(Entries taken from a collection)
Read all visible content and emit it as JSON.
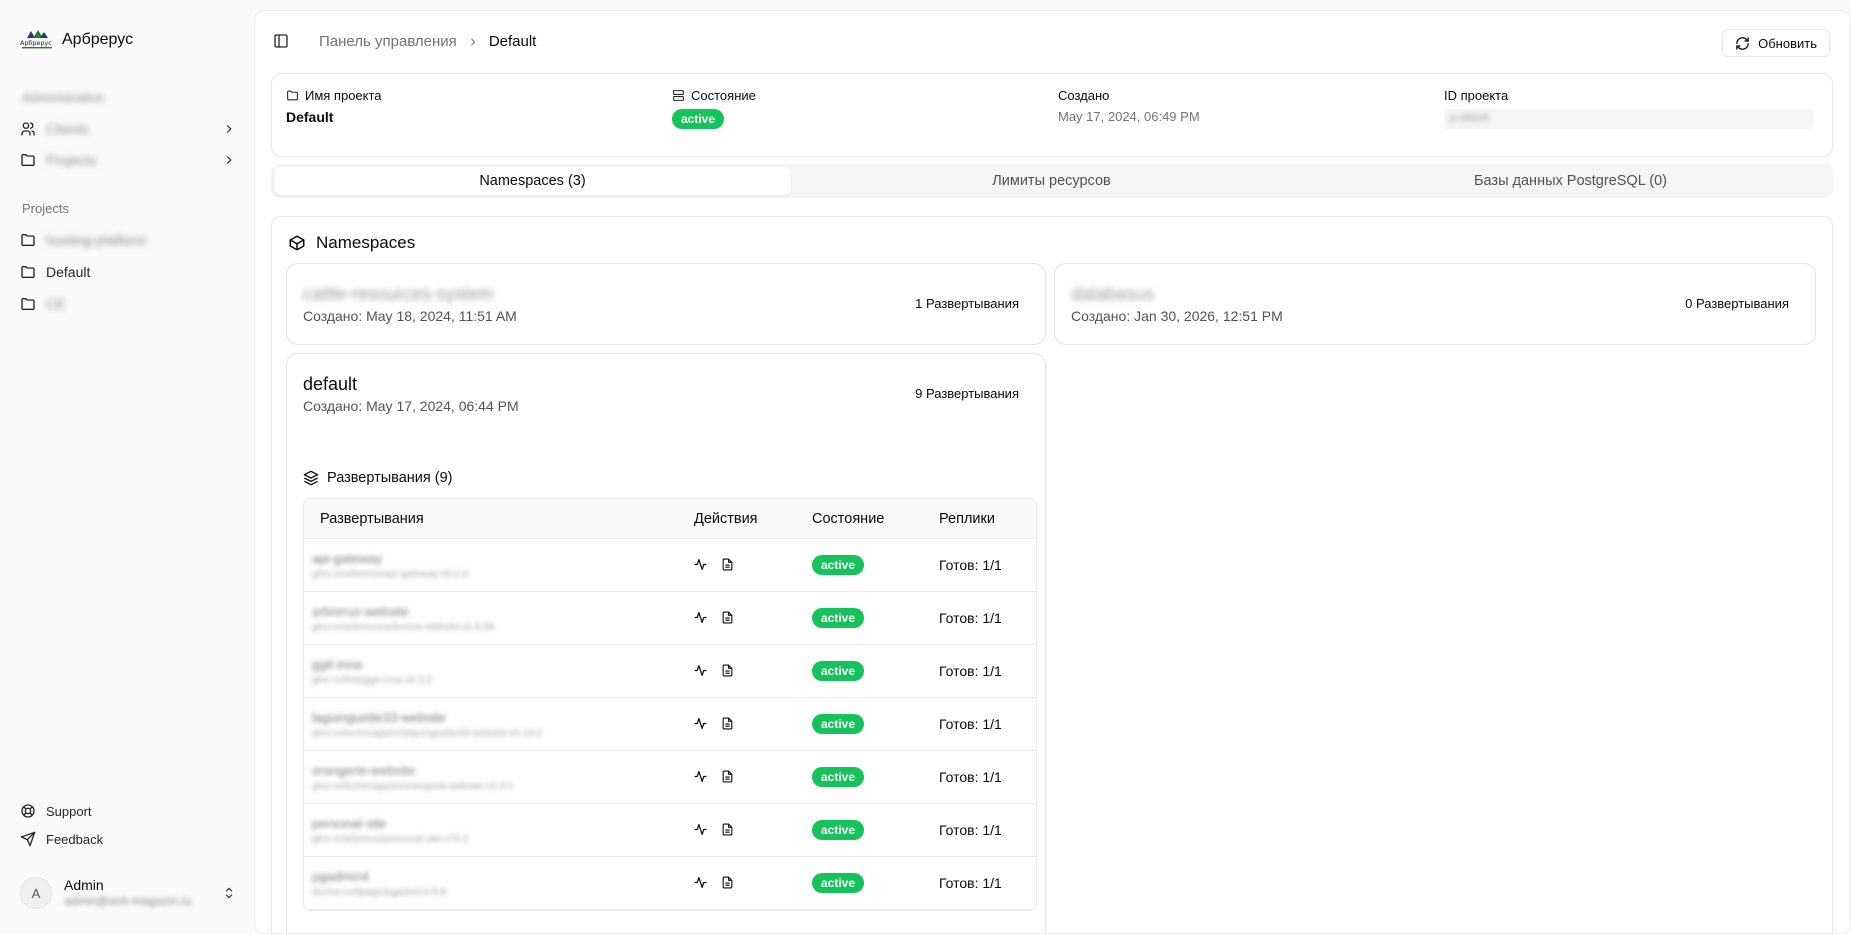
{
  "brand": {
    "name": "Арбрерус",
    "logo_text": "Арбрерус"
  },
  "sidebar": {
    "admin_label": "Administration",
    "admin_items": [
      {
        "label": "Clients",
        "icon": "users-icon"
      },
      {
        "label": "Projects",
        "icon": "folder-icon"
      }
    ],
    "projects_label": "Projects",
    "project_items": [
      {
        "label": "hosting-platform"
      },
      {
        "label": "Default"
      },
      {
        "label": "CE"
      }
    ],
    "support_label": "Support",
    "feedback_label": "Feedback",
    "user": {
      "initial": "A",
      "name": "Admin",
      "email": "admin@ech-magazin.ru"
    }
  },
  "topbar": {
    "breadcrumb_root": "Панель управления",
    "breadcrumb_current": "Default",
    "refresh_label": "Обновить"
  },
  "project": {
    "name_label": "Имя проекта",
    "name_value": "Default",
    "state_label": "Состояние",
    "state_value": "active",
    "created_label": "Создано",
    "created_value": "May 17, 2024, 06:49 PM",
    "id_label": "ID проекта",
    "id_value": "p-x8zc0"
  },
  "tabs": [
    {
      "label": "Namespaces (3)"
    },
    {
      "label": "Лимиты ресурсов"
    },
    {
      "label": "Базы данных PostgreSQL (0)"
    }
  ],
  "namespaces": {
    "title": "Namespaces",
    "cards": [
      {
        "name": "cattle-resources-system",
        "created": "Создано: May 18, 2024, 11:51 AM",
        "count": "1 Развертывания"
      },
      {
        "name": "databasus",
        "created": "Создано: Jan 30, 2026, 12:51 PM",
        "count": "0 Развертывания"
      },
      {
        "name": "default",
        "created": "Создано: May 17, 2024, 06:44 PM",
        "count": "9 Развертывания"
      }
    ]
  },
  "deployments": {
    "title": "Развертывания (9)",
    "columns": [
      "Развертывания",
      "Действия",
      "Состояние",
      "Реплики"
    ],
    "rows": [
      {
        "name": "api-gateway",
        "image": "ghcr.io/arbrerus/api-gateway:v0.2.0",
        "status": "active",
        "replicas": "Готов: 1/1"
      },
      {
        "name": "arbrerus-website",
        "image": "ghcr.io/arbrerus/arbrerus-website:v1.8.59",
        "status": "active",
        "replicas": "Готов: 1/1"
      },
      {
        "name": "ggit-inna",
        "image": "ghcr.io/fmb/ggit-inna:v0.3.2",
        "status": "active",
        "replicas": "Готов: 1/1"
      },
      {
        "name": "laguinguette33-website",
        "image": "ghcr.io/techmagazin/laguinguette33-website:v0.10.0",
        "status": "active",
        "replicas": "Готов: 1/1"
      },
      {
        "name": "orangerie-website",
        "image": "ghcr.io/techmagazin/orangerie-website:v2.3.1",
        "status": "active",
        "replicas": "Готов: 1/1"
      },
      {
        "name": "personal-site",
        "image": "ghcr.io/arbrerus/personal-site:v78.2",
        "status": "active",
        "replicas": "Готов: 1/1"
      },
      {
        "name": "pgadmin4",
        "image": "docker.io/dpage/pgadmin4:8.9",
        "status": "active",
        "replicas": "Готов: 1/1"
      }
    ]
  }
}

_Written task:_ Find every line in the records above that holds the word "website", and copy each one.

_Response:_
        "name": "arbrerus-website",
        "image": "ghcr.io/arbrerus/arbrerus-website:v1.8.59",
        "name": "laguinguette33-website",
        "image": "ghcr.io/techmagazin/laguinguette33-website:v0.10.0",
        "name": "orangerie-website",
        "image": "ghcr.io/techmagazin/orangerie-website:v2.3.1",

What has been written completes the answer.